### CHALLENGE
Reading the listing below, count the lines that contain the word "habitantes" and give that count alone.

Stored items
::::

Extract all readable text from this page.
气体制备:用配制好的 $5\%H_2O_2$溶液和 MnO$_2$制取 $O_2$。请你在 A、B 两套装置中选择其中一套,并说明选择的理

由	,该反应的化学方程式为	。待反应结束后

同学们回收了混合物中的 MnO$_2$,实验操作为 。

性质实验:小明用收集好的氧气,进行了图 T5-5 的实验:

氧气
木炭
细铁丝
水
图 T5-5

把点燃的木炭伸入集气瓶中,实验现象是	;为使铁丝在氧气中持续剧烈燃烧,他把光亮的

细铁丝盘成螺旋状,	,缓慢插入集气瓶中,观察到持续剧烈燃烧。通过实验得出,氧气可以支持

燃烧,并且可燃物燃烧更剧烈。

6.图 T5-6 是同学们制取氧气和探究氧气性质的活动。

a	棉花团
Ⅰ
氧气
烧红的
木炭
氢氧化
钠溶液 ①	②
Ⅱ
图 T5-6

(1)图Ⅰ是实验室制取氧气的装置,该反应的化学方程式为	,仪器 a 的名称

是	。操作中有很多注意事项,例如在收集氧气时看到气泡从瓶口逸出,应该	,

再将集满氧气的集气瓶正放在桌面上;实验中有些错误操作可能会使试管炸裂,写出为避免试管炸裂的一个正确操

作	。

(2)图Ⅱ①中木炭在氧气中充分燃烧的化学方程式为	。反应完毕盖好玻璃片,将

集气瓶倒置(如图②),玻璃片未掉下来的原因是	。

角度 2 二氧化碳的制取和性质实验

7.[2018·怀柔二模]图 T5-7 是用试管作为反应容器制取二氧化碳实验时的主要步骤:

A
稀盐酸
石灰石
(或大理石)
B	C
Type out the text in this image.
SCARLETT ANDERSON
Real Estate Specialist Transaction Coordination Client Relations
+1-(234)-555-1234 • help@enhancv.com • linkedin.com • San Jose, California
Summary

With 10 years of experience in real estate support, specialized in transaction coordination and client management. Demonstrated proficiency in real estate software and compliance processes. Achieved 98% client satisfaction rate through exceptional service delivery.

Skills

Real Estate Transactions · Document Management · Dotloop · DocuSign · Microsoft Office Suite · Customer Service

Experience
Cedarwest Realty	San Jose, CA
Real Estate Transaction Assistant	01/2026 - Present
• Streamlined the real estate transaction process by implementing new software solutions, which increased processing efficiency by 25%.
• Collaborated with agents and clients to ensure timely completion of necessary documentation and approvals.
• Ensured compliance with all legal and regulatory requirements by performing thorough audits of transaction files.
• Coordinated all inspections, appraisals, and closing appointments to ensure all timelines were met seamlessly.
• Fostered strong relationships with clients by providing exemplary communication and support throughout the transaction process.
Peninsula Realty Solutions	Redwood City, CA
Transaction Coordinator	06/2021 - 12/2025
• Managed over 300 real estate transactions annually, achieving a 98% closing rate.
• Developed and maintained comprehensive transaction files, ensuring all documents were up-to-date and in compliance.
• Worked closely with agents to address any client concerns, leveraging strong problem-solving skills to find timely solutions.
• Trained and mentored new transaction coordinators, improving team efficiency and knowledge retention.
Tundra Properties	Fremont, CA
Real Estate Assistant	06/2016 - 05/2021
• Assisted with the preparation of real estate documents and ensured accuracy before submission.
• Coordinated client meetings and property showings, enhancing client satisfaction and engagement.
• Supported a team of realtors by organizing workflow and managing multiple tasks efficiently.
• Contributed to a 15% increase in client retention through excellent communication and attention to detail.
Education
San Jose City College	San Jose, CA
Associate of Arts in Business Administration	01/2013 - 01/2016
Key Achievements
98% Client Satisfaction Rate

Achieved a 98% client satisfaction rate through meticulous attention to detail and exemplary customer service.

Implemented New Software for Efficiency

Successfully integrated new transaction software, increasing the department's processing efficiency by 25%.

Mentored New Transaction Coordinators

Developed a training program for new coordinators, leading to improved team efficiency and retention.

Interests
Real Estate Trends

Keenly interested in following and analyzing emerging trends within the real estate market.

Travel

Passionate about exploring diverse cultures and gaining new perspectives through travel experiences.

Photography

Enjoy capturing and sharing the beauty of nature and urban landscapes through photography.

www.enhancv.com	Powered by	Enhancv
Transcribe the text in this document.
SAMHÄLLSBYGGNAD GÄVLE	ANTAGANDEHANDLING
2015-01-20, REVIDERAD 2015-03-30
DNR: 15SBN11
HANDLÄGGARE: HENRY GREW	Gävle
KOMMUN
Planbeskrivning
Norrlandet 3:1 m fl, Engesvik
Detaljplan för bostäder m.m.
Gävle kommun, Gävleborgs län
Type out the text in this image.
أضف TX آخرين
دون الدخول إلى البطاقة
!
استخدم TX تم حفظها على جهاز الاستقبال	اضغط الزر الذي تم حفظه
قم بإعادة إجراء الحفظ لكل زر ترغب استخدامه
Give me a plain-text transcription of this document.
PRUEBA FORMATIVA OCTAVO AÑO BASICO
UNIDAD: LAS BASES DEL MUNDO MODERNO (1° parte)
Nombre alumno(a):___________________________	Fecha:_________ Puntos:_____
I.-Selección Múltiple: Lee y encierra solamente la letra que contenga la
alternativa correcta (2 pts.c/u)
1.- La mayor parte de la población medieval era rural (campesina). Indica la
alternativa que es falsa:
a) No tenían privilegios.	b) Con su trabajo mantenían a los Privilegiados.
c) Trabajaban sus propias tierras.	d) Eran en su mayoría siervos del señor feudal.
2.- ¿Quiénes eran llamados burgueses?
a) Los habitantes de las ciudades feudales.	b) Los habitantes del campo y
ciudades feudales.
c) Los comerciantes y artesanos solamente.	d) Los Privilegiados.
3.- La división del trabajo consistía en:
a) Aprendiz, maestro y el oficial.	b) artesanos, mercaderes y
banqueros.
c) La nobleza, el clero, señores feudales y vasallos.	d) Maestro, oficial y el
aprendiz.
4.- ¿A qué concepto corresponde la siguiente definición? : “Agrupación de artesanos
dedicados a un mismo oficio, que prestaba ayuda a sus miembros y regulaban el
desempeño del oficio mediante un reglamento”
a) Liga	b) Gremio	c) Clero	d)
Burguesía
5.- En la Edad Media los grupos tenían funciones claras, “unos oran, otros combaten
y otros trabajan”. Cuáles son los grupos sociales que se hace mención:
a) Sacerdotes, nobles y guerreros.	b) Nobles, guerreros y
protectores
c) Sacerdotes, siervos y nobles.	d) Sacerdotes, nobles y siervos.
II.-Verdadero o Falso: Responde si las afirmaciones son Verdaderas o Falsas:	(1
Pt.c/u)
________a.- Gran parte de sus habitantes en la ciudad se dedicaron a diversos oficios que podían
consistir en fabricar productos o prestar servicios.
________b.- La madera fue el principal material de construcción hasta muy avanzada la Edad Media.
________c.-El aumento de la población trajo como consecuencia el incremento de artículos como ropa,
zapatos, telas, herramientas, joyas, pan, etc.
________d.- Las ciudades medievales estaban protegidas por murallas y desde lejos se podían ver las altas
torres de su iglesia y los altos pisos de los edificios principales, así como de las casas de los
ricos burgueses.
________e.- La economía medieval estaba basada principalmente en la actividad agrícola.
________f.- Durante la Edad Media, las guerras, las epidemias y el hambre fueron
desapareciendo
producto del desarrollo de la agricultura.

::::

### REPLY
2